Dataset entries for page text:
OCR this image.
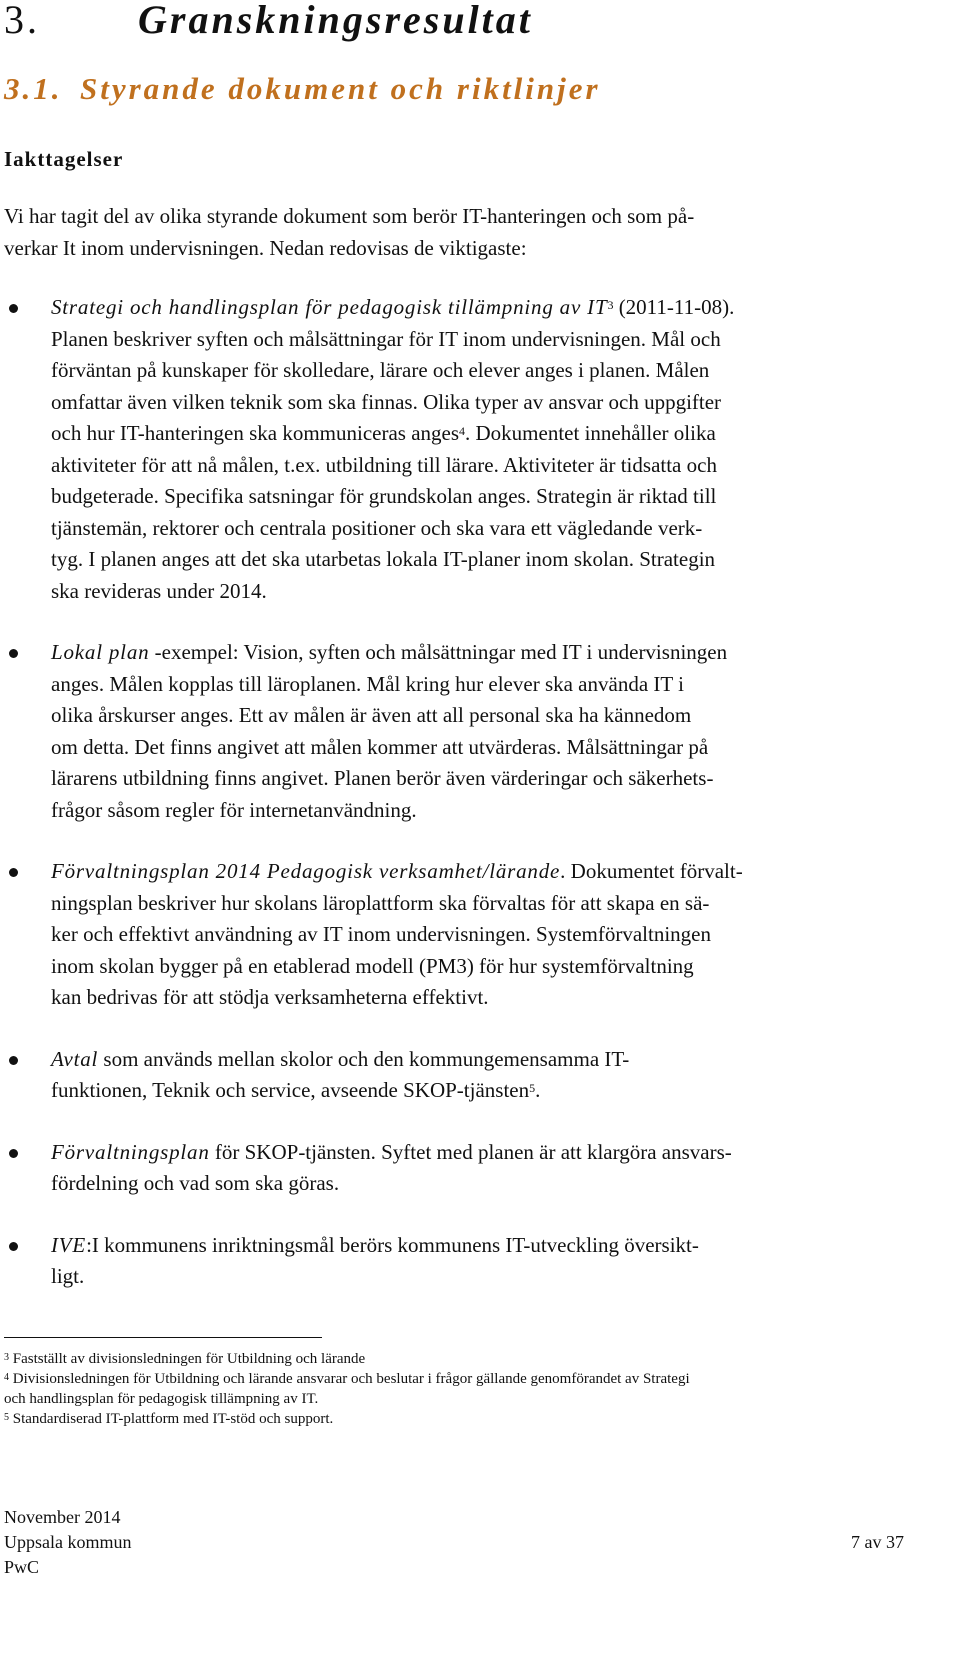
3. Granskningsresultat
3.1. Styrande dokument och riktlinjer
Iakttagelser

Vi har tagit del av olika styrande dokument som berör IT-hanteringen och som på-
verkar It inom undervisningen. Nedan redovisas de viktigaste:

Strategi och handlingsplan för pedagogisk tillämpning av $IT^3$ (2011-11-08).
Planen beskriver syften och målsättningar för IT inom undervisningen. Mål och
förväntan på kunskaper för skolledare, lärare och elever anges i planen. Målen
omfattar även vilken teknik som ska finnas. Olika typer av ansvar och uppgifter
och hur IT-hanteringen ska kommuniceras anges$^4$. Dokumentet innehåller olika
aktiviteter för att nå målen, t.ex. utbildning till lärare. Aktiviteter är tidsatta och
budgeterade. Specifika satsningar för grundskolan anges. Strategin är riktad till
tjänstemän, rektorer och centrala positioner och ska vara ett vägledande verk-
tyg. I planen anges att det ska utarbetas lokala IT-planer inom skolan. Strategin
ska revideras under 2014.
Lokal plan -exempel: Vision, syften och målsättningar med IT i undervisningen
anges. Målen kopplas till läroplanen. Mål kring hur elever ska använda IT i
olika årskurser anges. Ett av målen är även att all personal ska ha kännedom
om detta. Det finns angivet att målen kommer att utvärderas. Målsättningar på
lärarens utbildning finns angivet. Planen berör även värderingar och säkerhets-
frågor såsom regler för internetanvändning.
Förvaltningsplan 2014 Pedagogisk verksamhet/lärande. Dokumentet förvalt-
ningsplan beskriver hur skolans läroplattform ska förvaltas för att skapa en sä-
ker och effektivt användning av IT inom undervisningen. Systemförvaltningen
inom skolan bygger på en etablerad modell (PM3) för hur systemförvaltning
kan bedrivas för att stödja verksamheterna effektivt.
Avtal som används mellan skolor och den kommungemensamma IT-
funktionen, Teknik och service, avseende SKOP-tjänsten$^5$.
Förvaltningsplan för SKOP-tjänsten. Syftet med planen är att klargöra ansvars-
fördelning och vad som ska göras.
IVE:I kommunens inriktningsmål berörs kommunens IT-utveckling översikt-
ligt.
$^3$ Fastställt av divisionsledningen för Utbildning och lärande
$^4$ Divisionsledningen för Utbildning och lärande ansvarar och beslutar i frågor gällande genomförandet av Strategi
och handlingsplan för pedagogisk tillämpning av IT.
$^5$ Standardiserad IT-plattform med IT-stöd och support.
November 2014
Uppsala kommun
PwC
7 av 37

--

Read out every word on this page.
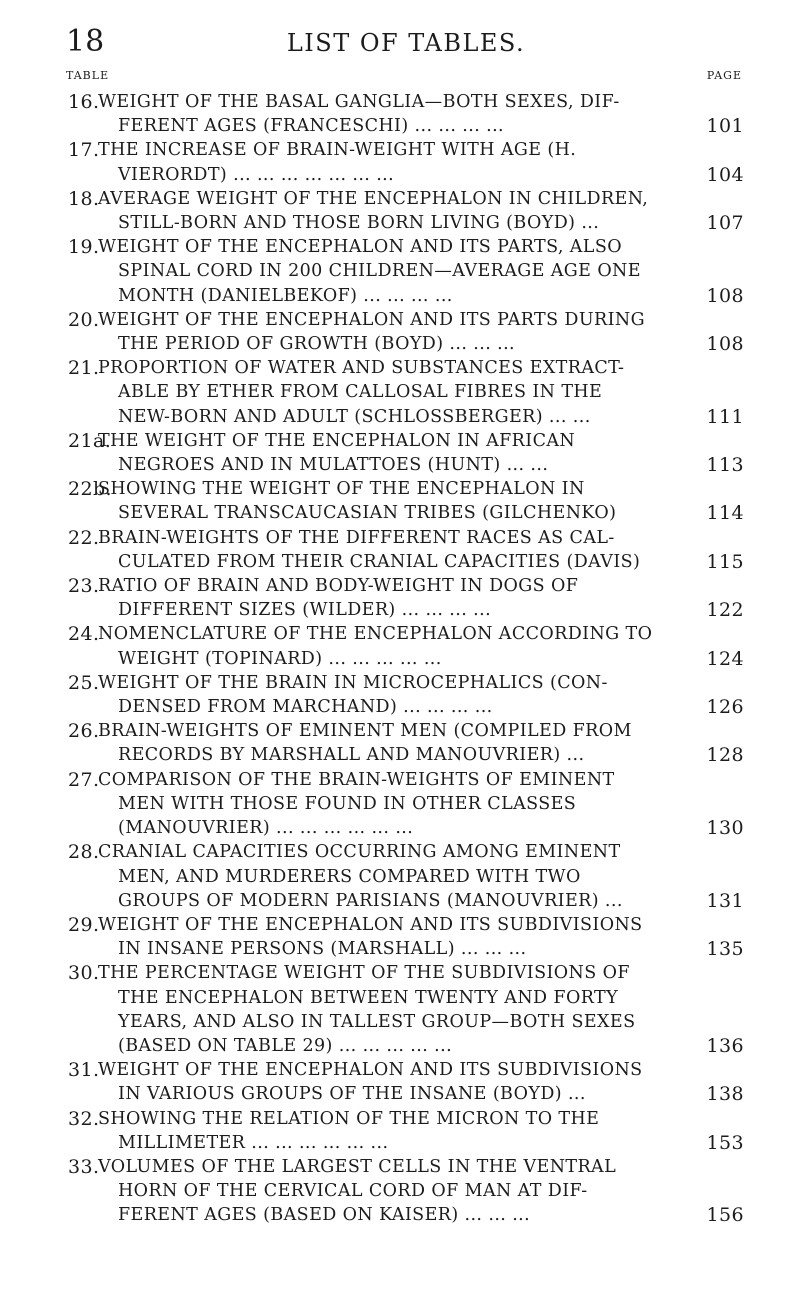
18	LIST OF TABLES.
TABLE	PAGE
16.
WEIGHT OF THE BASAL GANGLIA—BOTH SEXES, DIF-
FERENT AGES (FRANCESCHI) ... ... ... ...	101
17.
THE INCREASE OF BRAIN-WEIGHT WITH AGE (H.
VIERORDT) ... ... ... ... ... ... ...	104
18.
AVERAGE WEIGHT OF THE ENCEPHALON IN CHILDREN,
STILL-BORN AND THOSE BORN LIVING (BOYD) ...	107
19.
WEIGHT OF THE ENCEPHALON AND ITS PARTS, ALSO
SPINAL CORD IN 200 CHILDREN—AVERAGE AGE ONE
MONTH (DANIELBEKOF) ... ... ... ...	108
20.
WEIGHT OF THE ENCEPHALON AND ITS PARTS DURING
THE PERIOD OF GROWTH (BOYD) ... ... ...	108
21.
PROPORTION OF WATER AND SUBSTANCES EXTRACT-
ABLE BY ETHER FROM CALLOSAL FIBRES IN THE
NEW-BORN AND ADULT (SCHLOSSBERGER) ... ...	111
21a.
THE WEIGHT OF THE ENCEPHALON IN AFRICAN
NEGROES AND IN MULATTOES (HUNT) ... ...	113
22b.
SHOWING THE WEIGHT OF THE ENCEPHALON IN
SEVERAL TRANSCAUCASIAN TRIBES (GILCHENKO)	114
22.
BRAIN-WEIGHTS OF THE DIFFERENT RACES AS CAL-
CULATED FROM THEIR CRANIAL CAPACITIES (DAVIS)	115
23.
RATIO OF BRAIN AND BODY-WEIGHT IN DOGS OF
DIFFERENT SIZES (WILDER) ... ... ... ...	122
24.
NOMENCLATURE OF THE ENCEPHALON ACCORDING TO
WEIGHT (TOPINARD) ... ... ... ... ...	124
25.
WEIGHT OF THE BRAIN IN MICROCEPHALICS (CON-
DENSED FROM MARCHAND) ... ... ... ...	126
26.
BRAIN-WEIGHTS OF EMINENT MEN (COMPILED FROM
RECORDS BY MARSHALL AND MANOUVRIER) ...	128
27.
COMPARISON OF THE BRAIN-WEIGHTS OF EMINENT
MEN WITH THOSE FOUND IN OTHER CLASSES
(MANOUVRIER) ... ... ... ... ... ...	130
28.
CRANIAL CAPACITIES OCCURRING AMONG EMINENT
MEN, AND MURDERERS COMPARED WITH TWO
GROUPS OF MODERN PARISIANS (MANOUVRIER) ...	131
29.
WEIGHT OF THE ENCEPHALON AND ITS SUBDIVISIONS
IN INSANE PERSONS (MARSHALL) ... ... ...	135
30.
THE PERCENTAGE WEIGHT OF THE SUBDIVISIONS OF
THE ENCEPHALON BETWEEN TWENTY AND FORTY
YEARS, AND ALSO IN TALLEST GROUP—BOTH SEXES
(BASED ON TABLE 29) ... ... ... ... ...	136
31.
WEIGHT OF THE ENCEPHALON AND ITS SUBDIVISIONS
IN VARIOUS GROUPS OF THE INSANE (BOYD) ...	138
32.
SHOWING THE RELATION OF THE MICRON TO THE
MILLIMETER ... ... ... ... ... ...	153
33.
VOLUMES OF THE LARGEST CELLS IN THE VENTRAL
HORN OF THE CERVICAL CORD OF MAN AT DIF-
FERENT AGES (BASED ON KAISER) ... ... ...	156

#### WHAT NEEDS TO BE DONE
Only a number is expected here: how many lines of the records above contain "finns".

#### SOLUTION TO THIS TASK
2